>> START RECORDS FOR THE EXERCISE
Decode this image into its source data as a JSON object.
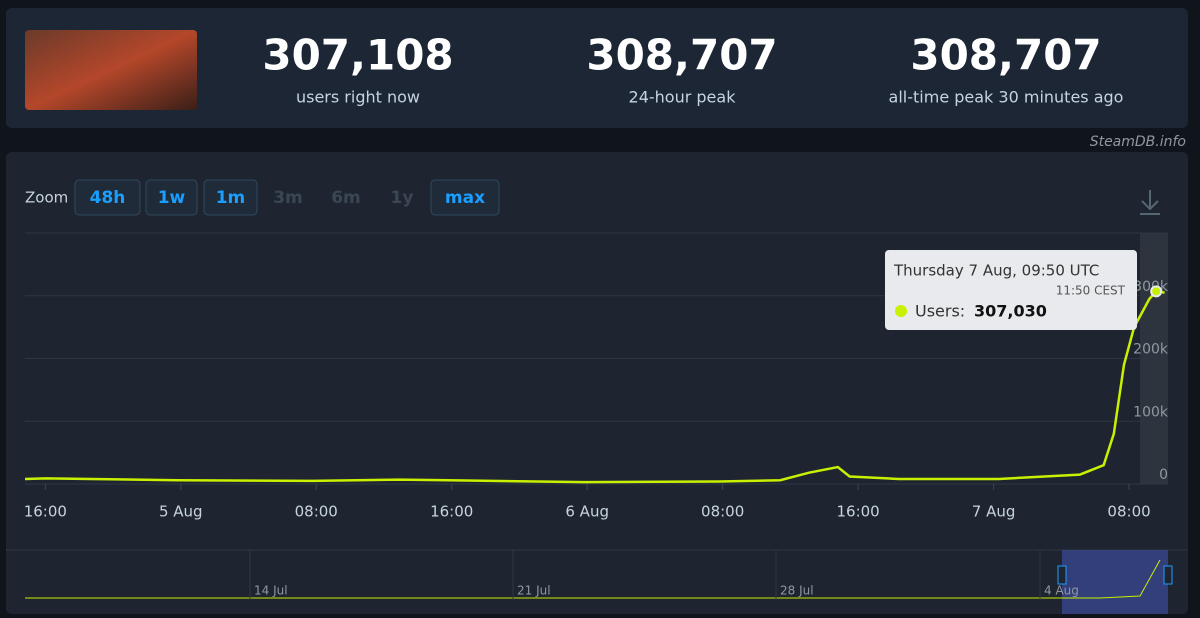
{
  "stats": [
    {
      "value": "307,108",
      "label": "users right now"
    },
    {
      "value": "308,707",
      "label": "24-hour peak"
    },
    {
      "value": "308,707",
      "label": "all-time peak 30 minutes ago"
    }
  ],
  "source": "SteamDB.info",
  "zoom": {
    "label": "Zoom",
    "buttons": [
      {
        "label": "48h",
        "enabled": true
      },
      {
        "label": "1w",
        "enabled": true
      },
      {
        "label": "1m",
        "enabled": true
      },
      {
        "label": "3m",
        "enabled": false
      },
      {
        "label": "6m",
        "enabled": false
      },
      {
        "label": "1y",
        "enabled": false
      },
      {
        "label": "max",
        "enabled": true
      }
    ]
  },
  "tooltip": {
    "date": "Thursday 7 Aug, 09:50 UTC",
    "local": "11:50 CEST",
    "series": "Users:",
    "value": "307,030"
  },
  "navigator": {
    "labels": [
      "14 Jul",
      "21 Jul",
      "28 Jul",
      "4 Aug"
    ]
  },
  "chart_data": {
    "type": "line",
    "x": [
      -1.2,
      0,
      7.8,
      15.8,
      20.9,
      23.8,
      31.8,
      39.8,
      43.4,
      45.1,
      46.8,
      47.5,
      50.4,
      56.3,
      61.1,
      62.5,
      63.1,
      63.7,
      64.3,
      65.2,
      65.6,
      66.1
    ],
    "series": [
      {
        "name": "Users",
        "color": "#c8f000",
        "values": [
          8000,
          9000,
          6000,
          5000,
          7000,
          6000,
          3000,
          4000,
          6000,
          18000,
          27000,
          12000,
          8000,
          8000,
          15000,
          30000,
          80000,
          190000,
          250000,
          295000,
          307030,
          305000
        ]
      }
    ],
    "xlim": [
      -1.2,
      66.3
    ],
    "xticks": [
      {
        "value": 0,
        "label": "16:00"
      },
      {
        "value": 8,
        "label": "5 Aug"
      },
      {
        "value": 16,
        "label": "08:00"
      },
      {
        "value": 24,
        "label": "16:00"
      },
      {
        "value": 32,
        "label": "6 Aug"
      },
      {
        "value": 40,
        "label": "08:00"
      },
      {
        "value": 48,
        "label": "16:00"
      },
      {
        "value": 56,
        "label": "7 Aug"
      },
      {
        "value": 64,
        "label": "08:00"
      }
    ],
    "ylim": [
      0,
      400000
    ],
    "yticks": [
      0,
      {
        "value": 100000,
        "label": "100k"
      },
      {
        "value": 200000,
        "label": "200k"
      },
      {
        "value": 300000,
        "label": "300k"
      }
    ],
    "grid": true
  }
}
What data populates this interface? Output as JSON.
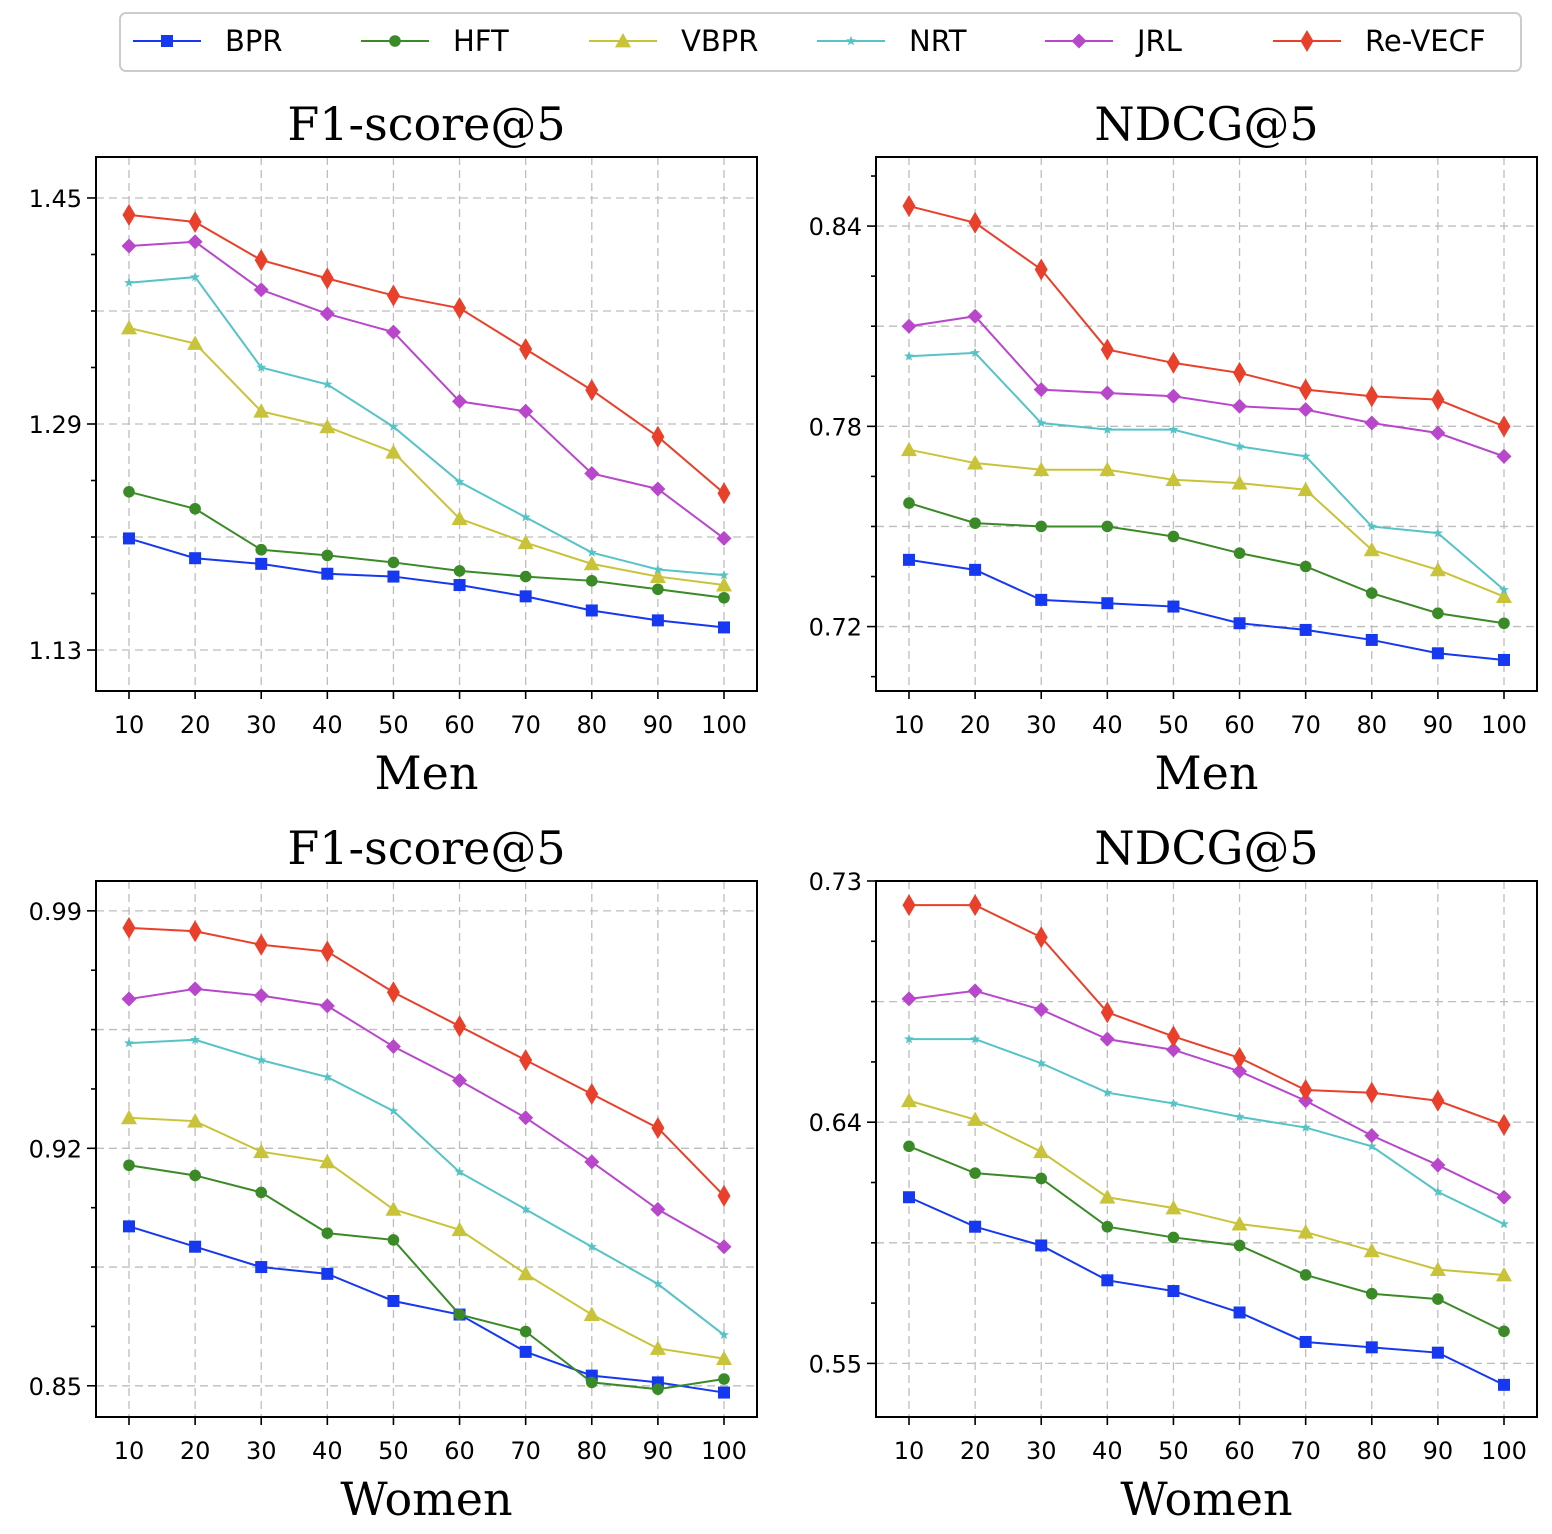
{
  "legend": {
    "entries": [
      {
        "name": "BPR",
        "color": "#1538f0",
        "marker": "square"
      },
      {
        "name": "HFT",
        "color": "#3a8a28",
        "marker": "circle"
      },
      {
        "name": "VBPR",
        "color": "#c9c339",
        "marker": "triangle"
      },
      {
        "name": "NRT",
        "color": "#56c3c6",
        "marker": "star"
      },
      {
        "name": "JRL",
        "color": "#b847cc",
        "marker": "diamond"
      },
      {
        "name": "Re-VECF",
        "color": "#e8402a",
        "marker": "thin_diamond"
      }
    ]
  },
  "chart_data": [
    {
      "type": "line",
      "title": "F1-score@5",
      "xlabel": "Men",
      "ylabel": "",
      "x": [
        10,
        20,
        30,
        40,
        50,
        60,
        70,
        80,
        90,
        100
      ],
      "ylim": [
        1.101,
        1.479
      ],
      "yticks": [
        1.13,
        1.29,
        1.45
      ],
      "ytick_labels": [
        "1.13",
        "1.29",
        "1.45"
      ],
      "grid": true,
      "series": [
        {
          "name": "BPR",
          "values": [
            1.209,
            1.195,
            1.191,
            1.184,
            1.182,
            1.176,
            1.168,
            1.158,
            1.151,
            1.146
          ]
        },
        {
          "name": "HFT",
          "values": [
            1.242,
            1.23,
            1.201,
            1.197,
            1.192,
            1.186,
            1.182,
            1.179,
            1.173,
            1.167
          ]
        },
        {
          "name": "VBPR",
          "values": [
            1.358,
            1.347,
            1.299,
            1.288,
            1.27,
            1.223,
            1.206,
            1.191,
            1.182,
            1.176
          ]
        },
        {
          "name": "NRT",
          "values": [
            1.39,
            1.394,
            1.33,
            1.318,
            1.288,
            1.249,
            1.224,
            1.199,
            1.187,
            1.183
          ]
        },
        {
          "name": "JRL",
          "values": [
            1.416,
            1.419,
            1.385,
            1.368,
            1.355,
            1.306,
            1.299,
            1.255,
            1.244,
            1.209
          ]
        },
        {
          "name": "Re-VECF",
          "values": [
            1.438,
            1.433,
            1.406,
            1.393,
            1.381,
            1.372,
            1.343,
            1.314,
            1.281,
            1.241
          ]
        }
      ]
    },
    {
      "type": "line",
      "title": "NDCG@5",
      "xlabel": "Men",
      "ylabel": "",
      "x": [
        10,
        20,
        30,
        40,
        50,
        60,
        70,
        80,
        90,
        100
      ],
      "ylim": [
        0.7007,
        0.8607
      ],
      "yticks": [
        0.72,
        0.78,
        0.84
      ],
      "ytick_labels": [
        "0.72",
        "0.78",
        "0.84"
      ],
      "grid": true,
      "series": [
        {
          "name": "BPR",
          "values": [
            0.74,
            0.737,
            0.728,
            0.727,
            0.726,
            0.721,
            0.719,
            0.716,
            0.712,
            0.71
          ]
        },
        {
          "name": "HFT",
          "values": [
            0.757,
            0.751,
            0.75,
            0.75,
            0.747,
            0.742,
            0.738,
            0.73,
            0.724,
            0.721
          ]
        },
        {
          "name": "VBPR",
          "values": [
            0.773,
            0.769,
            0.767,
            0.767,
            0.764,
            0.763,
            0.761,
            0.743,
            0.737,
            0.729
          ]
        },
        {
          "name": "NRT",
          "values": [
            0.801,
            0.802,
            0.781,
            0.779,
            0.779,
            0.774,
            0.771,
            0.75,
            0.748,
            0.731
          ]
        },
        {
          "name": "JRL",
          "values": [
            0.81,
            0.813,
            0.791,
            0.79,
            0.789,
            0.786,
            0.785,
            0.781,
            0.778,
            0.771
          ]
        },
        {
          "name": "Re-VECF",
          "values": [
            0.846,
            0.841,
            0.827,
            0.803,
            0.799,
            0.796,
            0.791,
            0.789,
            0.788,
            0.78
          ]
        }
      ]
    },
    {
      "type": "line",
      "title": "F1-score@5",
      "xlabel": "Women",
      "ylabel": "",
      "x": [
        10,
        20,
        30,
        40,
        50,
        60,
        70,
        80,
        90,
        100
      ],
      "ylim": [
        0.8408,
        0.9988
      ],
      "yticks": [
        0.85,
        0.92,
        0.99
      ],
      "ytick_labels": [
        "0.85",
        "0.92",
        "0.99"
      ],
      "grid": true,
      "series": [
        {
          "name": "BPR",
          "values": [
            0.897,
            0.891,
            0.885,
            0.883,
            0.875,
            0.871,
            0.86,
            0.853,
            0.851,
            0.848
          ]
        },
        {
          "name": "HFT",
          "values": [
            0.915,
            0.912,
            0.907,
            0.895,
            0.893,
            0.871,
            0.866,
            0.851,
            0.849,
            0.852
          ]
        },
        {
          "name": "VBPR",
          "values": [
            0.929,
            0.928,
            0.919,
            0.916,
            0.902,
            0.896,
            0.883,
            0.871,
            0.861,
            0.858
          ]
        },
        {
          "name": "NRT",
          "values": [
            0.951,
            0.952,
            0.946,
            0.941,
            0.931,
            0.913,
            0.902,
            0.891,
            0.88,
            0.865
          ]
        },
        {
          "name": "JRL",
          "values": [
            0.964,
            0.967,
            0.965,
            0.962,
            0.95,
            0.94,
            0.929,
            0.916,
            0.902,
            0.891
          ]
        },
        {
          "name": "Re-VECF",
          "values": [
            0.985,
            0.984,
            0.98,
            0.978,
            0.966,
            0.956,
            0.946,
            0.936,
            0.926,
            0.906
          ]
        }
      ]
    },
    {
      "type": "line",
      "title": "NDCG@5",
      "xlabel": "Women",
      "ylabel": "",
      "x": [
        10,
        20,
        30,
        40,
        50,
        60,
        70,
        80,
        90,
        100
      ],
      "ylim": [
        0.53,
        0.73
      ],
      "yticks": [
        0.55,
        0.64,
        0.73
      ],
      "ytick_labels": [
        "0.55",
        "0.64",
        "0.73"
      ],
      "grid": true,
      "series": [
        {
          "name": "BPR",
          "values": [
            0.612,
            0.601,
            0.594,
            0.581,
            0.577,
            0.569,
            0.558,
            0.556,
            0.554,
            0.542
          ]
        },
        {
          "name": "HFT",
          "values": [
            0.631,
            0.621,
            0.619,
            0.601,
            0.597,
            0.594,
            0.583,
            0.576,
            0.574,
            0.562
          ]
        },
        {
          "name": "VBPR",
          "values": [
            0.648,
            0.641,
            0.629,
            0.612,
            0.608,
            0.602,
            0.599,
            0.592,
            0.585,
            0.583
          ]
        },
        {
          "name": "NRT",
          "values": [
            0.671,
            0.671,
            0.662,
            0.651,
            0.647,
            0.642,
            0.638,
            0.631,
            0.614,
            0.602
          ]
        },
        {
          "name": "JRL",
          "values": [
            0.686,
            0.689,
            0.682,
            0.671,
            0.667,
            0.659,
            0.648,
            0.635,
            0.624,
            0.612
          ]
        },
        {
          "name": "Re-VECF",
          "values": [
            0.721,
            0.721,
            0.709,
            0.681,
            0.672,
            0.664,
            0.652,
            0.651,
            0.648,
            0.639
          ]
        }
      ]
    }
  ]
}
>> END RECORDS FOR THE EXERCISE
◆ THE TASK ◆
Pick out the lines containing the word "JSON" and show them.

◆ OUTPUT OF THE TASK ◆
Decode this image into its source data as a JSON object.
What data populates this interface? Output as JSON.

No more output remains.